— start of RECORDS TO USE —
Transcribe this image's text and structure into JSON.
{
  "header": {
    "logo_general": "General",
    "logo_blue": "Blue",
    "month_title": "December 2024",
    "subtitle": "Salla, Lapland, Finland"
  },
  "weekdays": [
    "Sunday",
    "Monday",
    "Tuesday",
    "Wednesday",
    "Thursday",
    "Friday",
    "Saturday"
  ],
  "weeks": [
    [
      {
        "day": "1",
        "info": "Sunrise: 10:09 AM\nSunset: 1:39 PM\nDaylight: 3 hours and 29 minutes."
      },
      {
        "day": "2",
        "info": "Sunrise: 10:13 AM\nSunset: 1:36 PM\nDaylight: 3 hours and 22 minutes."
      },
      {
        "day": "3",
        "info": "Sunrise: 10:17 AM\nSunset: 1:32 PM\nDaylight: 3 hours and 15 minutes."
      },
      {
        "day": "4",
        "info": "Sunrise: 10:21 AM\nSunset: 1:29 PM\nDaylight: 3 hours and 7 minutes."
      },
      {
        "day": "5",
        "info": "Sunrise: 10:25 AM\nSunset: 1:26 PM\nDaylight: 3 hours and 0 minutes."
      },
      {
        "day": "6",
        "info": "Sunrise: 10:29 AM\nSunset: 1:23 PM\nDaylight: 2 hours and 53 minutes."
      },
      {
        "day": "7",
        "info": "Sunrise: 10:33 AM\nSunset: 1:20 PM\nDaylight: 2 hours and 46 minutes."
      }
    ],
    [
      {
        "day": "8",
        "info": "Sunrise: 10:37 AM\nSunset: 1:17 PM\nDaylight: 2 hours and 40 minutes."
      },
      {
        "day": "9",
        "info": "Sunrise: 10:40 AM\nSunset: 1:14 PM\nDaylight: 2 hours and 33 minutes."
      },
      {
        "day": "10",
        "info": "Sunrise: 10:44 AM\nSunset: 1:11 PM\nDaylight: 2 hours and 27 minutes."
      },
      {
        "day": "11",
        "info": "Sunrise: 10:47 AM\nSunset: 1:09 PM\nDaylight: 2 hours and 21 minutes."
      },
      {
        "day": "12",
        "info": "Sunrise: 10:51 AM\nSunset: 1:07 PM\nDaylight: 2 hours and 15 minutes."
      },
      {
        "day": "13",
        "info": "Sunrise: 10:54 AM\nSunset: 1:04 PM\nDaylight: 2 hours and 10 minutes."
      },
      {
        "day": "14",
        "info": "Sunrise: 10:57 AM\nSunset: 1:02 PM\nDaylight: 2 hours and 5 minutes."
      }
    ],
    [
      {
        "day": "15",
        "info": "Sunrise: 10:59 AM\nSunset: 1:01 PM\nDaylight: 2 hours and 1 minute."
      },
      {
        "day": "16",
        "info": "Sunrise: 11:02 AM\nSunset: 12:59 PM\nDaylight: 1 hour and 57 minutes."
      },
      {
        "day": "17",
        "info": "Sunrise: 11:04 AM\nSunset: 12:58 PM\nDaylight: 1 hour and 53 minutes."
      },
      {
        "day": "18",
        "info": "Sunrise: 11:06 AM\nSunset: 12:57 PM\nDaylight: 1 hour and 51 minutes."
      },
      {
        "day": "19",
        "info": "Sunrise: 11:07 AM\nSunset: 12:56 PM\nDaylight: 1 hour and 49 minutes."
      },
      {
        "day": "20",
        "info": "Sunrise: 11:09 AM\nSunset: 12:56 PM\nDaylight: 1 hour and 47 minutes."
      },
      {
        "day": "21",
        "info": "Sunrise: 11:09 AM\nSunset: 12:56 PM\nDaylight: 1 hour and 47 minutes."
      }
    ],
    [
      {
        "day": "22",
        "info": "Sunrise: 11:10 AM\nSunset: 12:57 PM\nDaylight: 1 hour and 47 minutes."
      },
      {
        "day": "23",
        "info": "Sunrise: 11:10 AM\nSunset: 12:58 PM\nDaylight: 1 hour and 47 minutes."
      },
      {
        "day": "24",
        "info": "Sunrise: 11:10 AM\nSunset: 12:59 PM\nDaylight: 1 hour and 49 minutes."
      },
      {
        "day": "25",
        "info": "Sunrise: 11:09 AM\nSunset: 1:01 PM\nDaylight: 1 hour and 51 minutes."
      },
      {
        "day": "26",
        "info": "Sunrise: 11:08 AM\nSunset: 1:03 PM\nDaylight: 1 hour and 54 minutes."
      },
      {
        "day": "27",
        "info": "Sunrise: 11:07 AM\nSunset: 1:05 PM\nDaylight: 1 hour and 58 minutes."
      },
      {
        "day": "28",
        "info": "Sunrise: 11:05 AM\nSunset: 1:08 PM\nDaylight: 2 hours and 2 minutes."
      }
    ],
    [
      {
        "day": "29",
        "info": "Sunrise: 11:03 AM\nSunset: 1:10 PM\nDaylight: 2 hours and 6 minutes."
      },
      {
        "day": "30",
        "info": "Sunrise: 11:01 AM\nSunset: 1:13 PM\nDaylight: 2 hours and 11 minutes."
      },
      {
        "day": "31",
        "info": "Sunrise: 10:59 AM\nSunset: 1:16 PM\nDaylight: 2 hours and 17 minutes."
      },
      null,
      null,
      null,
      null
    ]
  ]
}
— end of RECORDS TO USE —
- YOUR INSTRUCTIONS -
Reproduce each entry from the records above, character for character.

- OUTPUT -
Transcribe this image's text and structure into JSON.
{
  "header": {
    "logo_general": "General",
    "logo_blue": "Blue",
    "month_title": "December 2024",
    "subtitle": "Salla, Lapland, Finland"
  },
  "weekdays": [
    "Sunday",
    "Monday",
    "Tuesday",
    "Wednesday",
    "Thursday",
    "Friday",
    "Saturday"
  ],
  "weeks": [
    [
      {
        "day": "1",
        "info": "Sunrise: 10:09 AM\nSunset: 1:39 PM\nDaylight: 3 hours and 29 minutes."
      },
      {
        "day": "2",
        "info": "Sunrise: 10:13 AM\nSunset: 1:36 PM\nDaylight: 3 hours and 22 minutes."
      },
      {
        "day": "3",
        "info": "Sunrise: 10:17 AM\nSunset: 1:32 PM\nDaylight: 3 hours and 15 minutes."
      },
      {
        "day": "4",
        "info": "Sunrise: 10:21 AM\nSunset: 1:29 PM\nDaylight: 3 hours and 7 minutes."
      },
      {
        "day": "5",
        "info": "Sunrise: 10:25 AM\nSunset: 1:26 PM\nDaylight: 3 hours and 0 minutes."
      },
      {
        "day": "6",
        "info": "Sunrise: 10:29 AM\nSunset: 1:23 PM\nDaylight: 2 hours and 53 minutes."
      },
      {
        "day": "7",
        "info": "Sunrise: 10:33 AM\nSunset: 1:20 PM\nDaylight: 2 hours and 46 minutes."
      }
    ],
    [
      {
        "day": "8",
        "info": "Sunrise: 10:37 AM\nSunset: 1:17 PM\nDaylight: 2 hours and 40 minutes."
      },
      {
        "day": "9",
        "info": "Sunrise: 10:40 AM\nSunset: 1:14 PM\nDaylight: 2 hours and 33 minutes."
      },
      {
        "day": "10",
        "info": "Sunrise: 10:44 AM\nSunset: 1:11 PM\nDaylight: 2 hours and 27 minutes."
      },
      {
        "day": "11",
        "info": "Sunrise: 10:47 AM\nSunset: 1:09 PM\nDaylight: 2 hours and 21 minutes."
      },
      {
        "day": "12",
        "info": "Sunrise: 10:51 AM\nSunset: 1:07 PM\nDaylight: 2 hours and 15 minutes."
      },
      {
        "day": "13",
        "info": "Sunrise: 10:54 AM\nSunset: 1:04 PM\nDaylight: 2 hours and 10 minutes."
      },
      {
        "day": "14",
        "info": "Sunrise: 10:57 AM\nSunset: 1:02 PM\nDaylight: 2 hours and 5 minutes."
      }
    ],
    [
      {
        "day": "15",
        "info": "Sunrise: 10:59 AM\nSunset: 1:01 PM\nDaylight: 2 hours and 1 minute."
      },
      {
        "day": "16",
        "info": "Sunrise: 11:02 AM\nSunset: 12:59 PM\nDaylight: 1 hour and 57 minutes."
      },
      {
        "day": "17",
        "info": "Sunrise: 11:04 AM\nSunset: 12:58 PM\nDaylight: 1 hour and 53 minutes."
      },
      {
        "day": "18",
        "info": "Sunrise: 11:06 AM\nSunset: 12:57 PM\nDaylight: 1 hour and 51 minutes."
      },
      {
        "day": "19",
        "info": "Sunrise: 11:07 AM\nSunset: 12:56 PM\nDaylight: 1 hour and 49 minutes."
      },
      {
        "day": "20",
        "info": "Sunrise: 11:09 AM\nSunset: 12:56 PM\nDaylight: 1 hour and 47 minutes."
      },
      {
        "day": "21",
        "info": "Sunrise: 11:09 AM\nSunset: 12:56 PM\nDaylight: 1 hour and 47 minutes."
      }
    ],
    [
      {
        "day": "22",
        "info": "Sunrise: 11:10 AM\nSunset: 12:57 PM\nDaylight: 1 hour and 47 minutes."
      },
      {
        "day": "23",
        "info": "Sunrise: 11:10 AM\nSunset: 12:58 PM\nDaylight: 1 hour and 47 minutes."
      },
      {
        "day": "24",
        "info": "Sunrise: 11:10 AM\nSunset: 12:59 PM\nDaylight: 1 hour and 49 minutes."
      },
      {
        "day": "25",
        "info": "Sunrise: 11:09 AM\nSunset: 1:01 PM\nDaylight: 1 hour and 51 minutes."
      },
      {
        "day": "26",
        "info": "Sunrise: 11:08 AM\nSunset: 1:03 PM\nDaylight: 1 hour and 54 minutes."
      },
      {
        "day": "27",
        "info": "Sunrise: 11:07 AM\nSunset: 1:05 PM\nDaylight: 1 hour and 58 minutes."
      },
      {
        "day": "28",
        "info": "Sunrise: 11:05 AM\nSunset: 1:08 PM\nDaylight: 2 hours and 2 minutes."
      }
    ],
    [
      {
        "day": "29",
        "info": "Sunrise: 11:03 AM\nSunset: 1:10 PM\nDaylight: 2 hours and 6 minutes."
      },
      {
        "day": "30",
        "info": "Sunrise: 11:01 AM\nSunset: 1:13 PM\nDaylight: 2 hours and 11 minutes."
      },
      {
        "day": "31",
        "info": "Sunrise: 10:59 AM\nSunset: 1:16 PM\nDaylight: 2 hours and 17 minutes."
      },
      null,
      null,
      null,
      null
    ]
  ]
}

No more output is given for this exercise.